◆ Information given:
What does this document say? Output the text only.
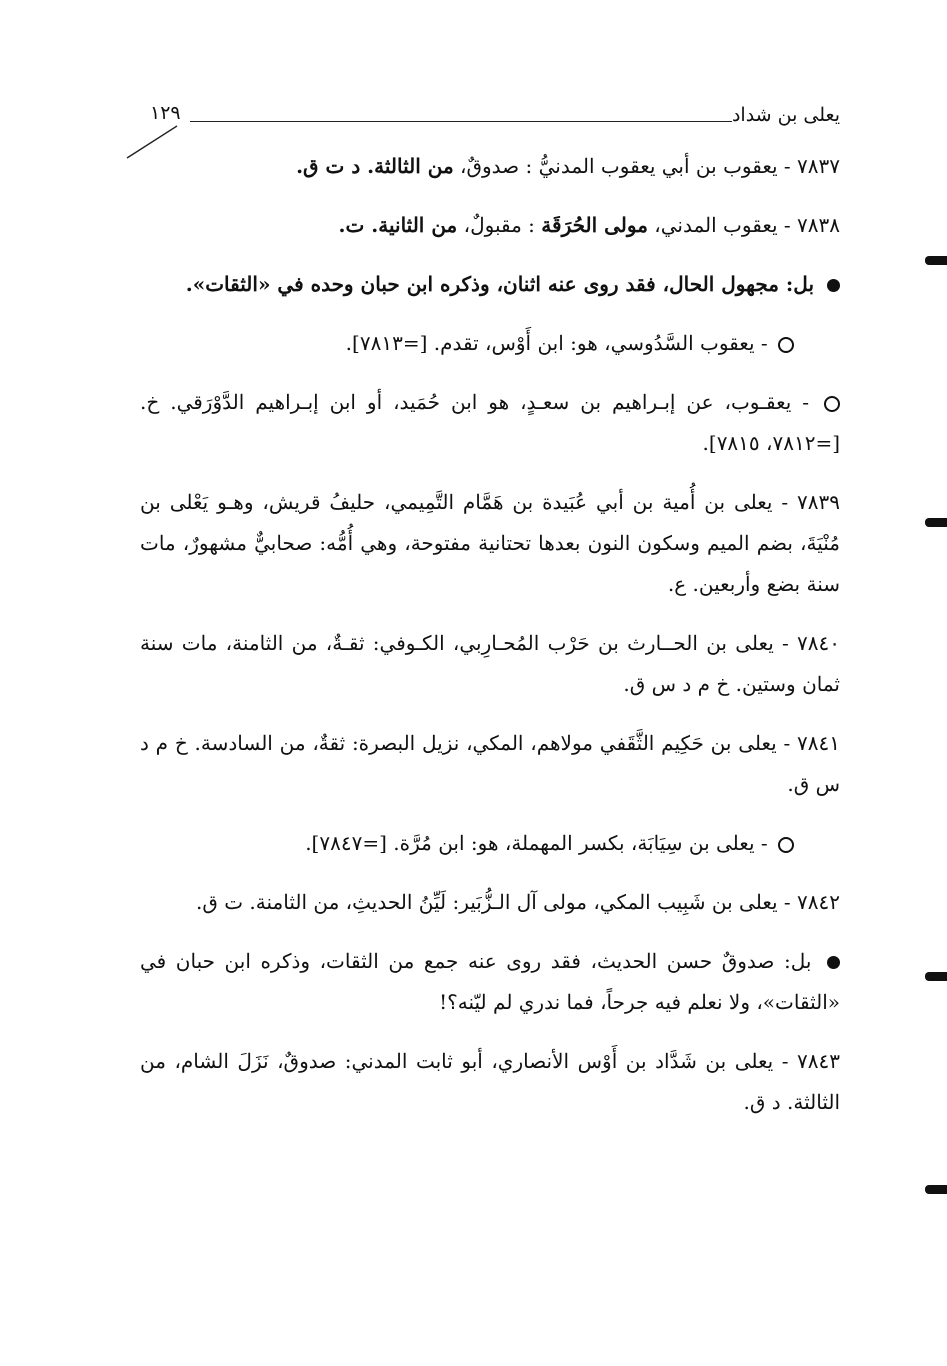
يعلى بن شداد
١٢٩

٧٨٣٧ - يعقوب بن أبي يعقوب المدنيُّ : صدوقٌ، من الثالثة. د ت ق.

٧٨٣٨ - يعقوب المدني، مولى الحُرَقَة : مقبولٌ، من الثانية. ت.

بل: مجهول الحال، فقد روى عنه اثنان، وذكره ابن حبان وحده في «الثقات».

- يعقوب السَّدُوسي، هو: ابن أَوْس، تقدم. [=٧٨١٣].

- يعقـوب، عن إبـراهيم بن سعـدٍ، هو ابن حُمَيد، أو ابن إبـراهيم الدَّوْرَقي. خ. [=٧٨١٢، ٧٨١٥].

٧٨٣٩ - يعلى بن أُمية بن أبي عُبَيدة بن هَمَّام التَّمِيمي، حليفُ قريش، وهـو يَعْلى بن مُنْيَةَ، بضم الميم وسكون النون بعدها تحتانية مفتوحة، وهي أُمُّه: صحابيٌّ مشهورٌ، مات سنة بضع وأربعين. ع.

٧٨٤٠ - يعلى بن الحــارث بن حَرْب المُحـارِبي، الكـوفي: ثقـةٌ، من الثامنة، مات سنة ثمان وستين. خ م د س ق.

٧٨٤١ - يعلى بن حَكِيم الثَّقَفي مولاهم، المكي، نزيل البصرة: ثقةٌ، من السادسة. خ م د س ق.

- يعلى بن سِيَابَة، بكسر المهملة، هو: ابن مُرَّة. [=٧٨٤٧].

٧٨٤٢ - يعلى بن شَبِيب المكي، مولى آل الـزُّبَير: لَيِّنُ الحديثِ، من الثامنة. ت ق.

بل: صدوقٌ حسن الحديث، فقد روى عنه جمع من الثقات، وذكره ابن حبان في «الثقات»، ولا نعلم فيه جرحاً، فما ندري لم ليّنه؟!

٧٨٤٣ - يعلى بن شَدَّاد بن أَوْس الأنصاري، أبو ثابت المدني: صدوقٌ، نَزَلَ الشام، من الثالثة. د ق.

* * *

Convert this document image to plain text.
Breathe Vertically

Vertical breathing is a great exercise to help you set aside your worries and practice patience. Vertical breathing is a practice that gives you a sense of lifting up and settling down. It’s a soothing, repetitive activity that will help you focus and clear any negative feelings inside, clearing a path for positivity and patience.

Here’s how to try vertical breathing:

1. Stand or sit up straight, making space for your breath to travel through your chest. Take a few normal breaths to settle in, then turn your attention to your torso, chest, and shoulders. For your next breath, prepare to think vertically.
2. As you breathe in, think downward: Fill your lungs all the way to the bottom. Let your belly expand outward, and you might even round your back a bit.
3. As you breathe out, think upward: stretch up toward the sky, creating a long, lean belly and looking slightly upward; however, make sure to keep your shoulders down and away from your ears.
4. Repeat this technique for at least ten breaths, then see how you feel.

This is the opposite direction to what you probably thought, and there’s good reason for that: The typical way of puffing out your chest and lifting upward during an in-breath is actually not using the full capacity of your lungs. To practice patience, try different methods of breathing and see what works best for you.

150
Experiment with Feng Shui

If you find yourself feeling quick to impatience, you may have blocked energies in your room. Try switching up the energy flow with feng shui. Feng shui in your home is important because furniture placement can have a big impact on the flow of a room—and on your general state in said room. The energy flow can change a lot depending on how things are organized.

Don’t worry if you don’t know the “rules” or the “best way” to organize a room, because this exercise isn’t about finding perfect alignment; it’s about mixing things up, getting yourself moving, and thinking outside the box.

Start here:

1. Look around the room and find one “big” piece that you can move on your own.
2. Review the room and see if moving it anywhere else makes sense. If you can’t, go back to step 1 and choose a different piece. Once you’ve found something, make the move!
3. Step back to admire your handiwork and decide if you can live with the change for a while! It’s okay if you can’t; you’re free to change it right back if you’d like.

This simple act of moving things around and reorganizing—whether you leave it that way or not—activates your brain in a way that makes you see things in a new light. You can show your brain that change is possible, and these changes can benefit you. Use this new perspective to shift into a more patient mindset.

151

==

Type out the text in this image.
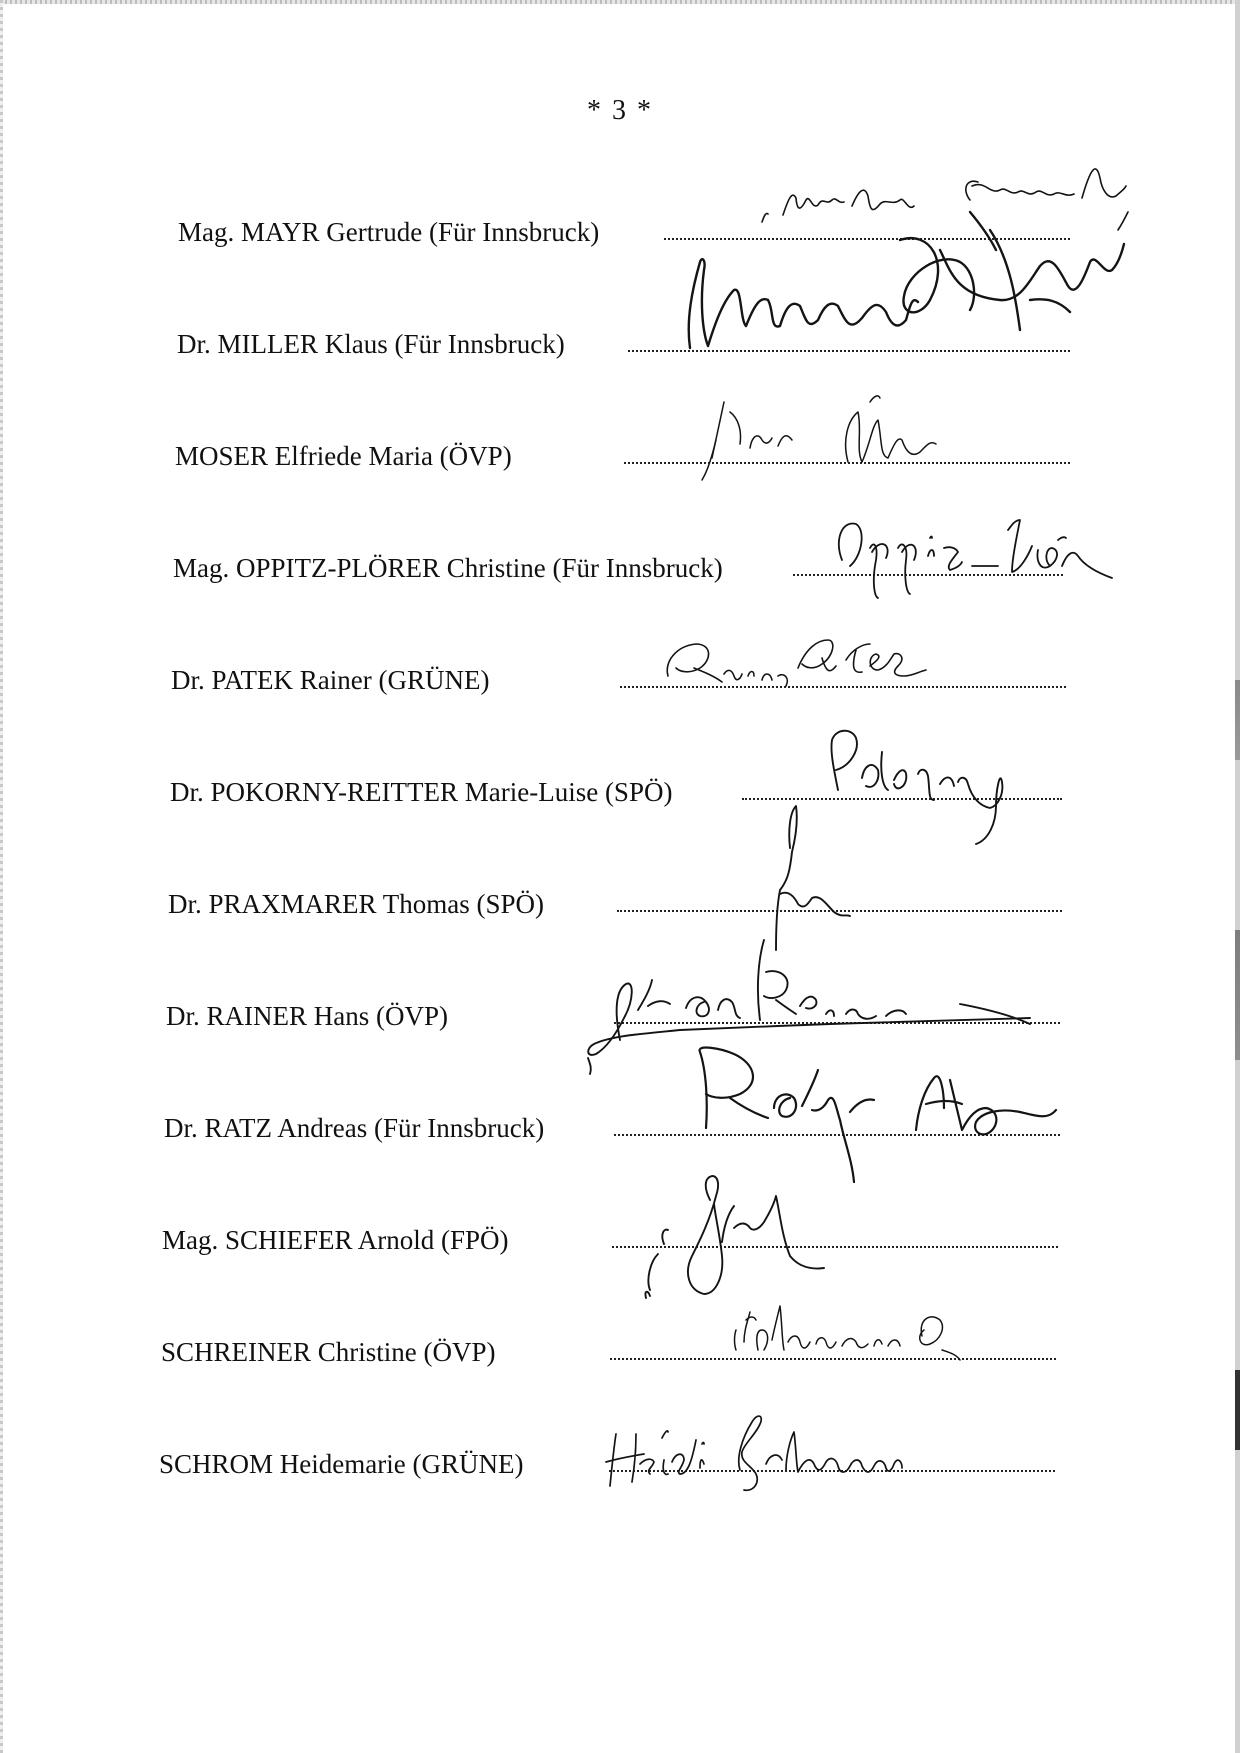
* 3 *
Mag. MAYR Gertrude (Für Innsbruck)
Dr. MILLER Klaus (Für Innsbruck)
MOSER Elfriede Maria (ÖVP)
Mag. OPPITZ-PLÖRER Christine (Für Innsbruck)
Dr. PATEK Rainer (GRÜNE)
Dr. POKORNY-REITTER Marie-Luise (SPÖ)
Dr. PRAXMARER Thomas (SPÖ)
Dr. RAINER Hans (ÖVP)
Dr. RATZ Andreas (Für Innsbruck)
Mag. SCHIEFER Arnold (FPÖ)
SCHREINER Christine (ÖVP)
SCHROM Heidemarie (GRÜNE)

◆ Set task:
In the listing, how many lines hold "exercise"? Answer with a bare number.

◆ Output below:
2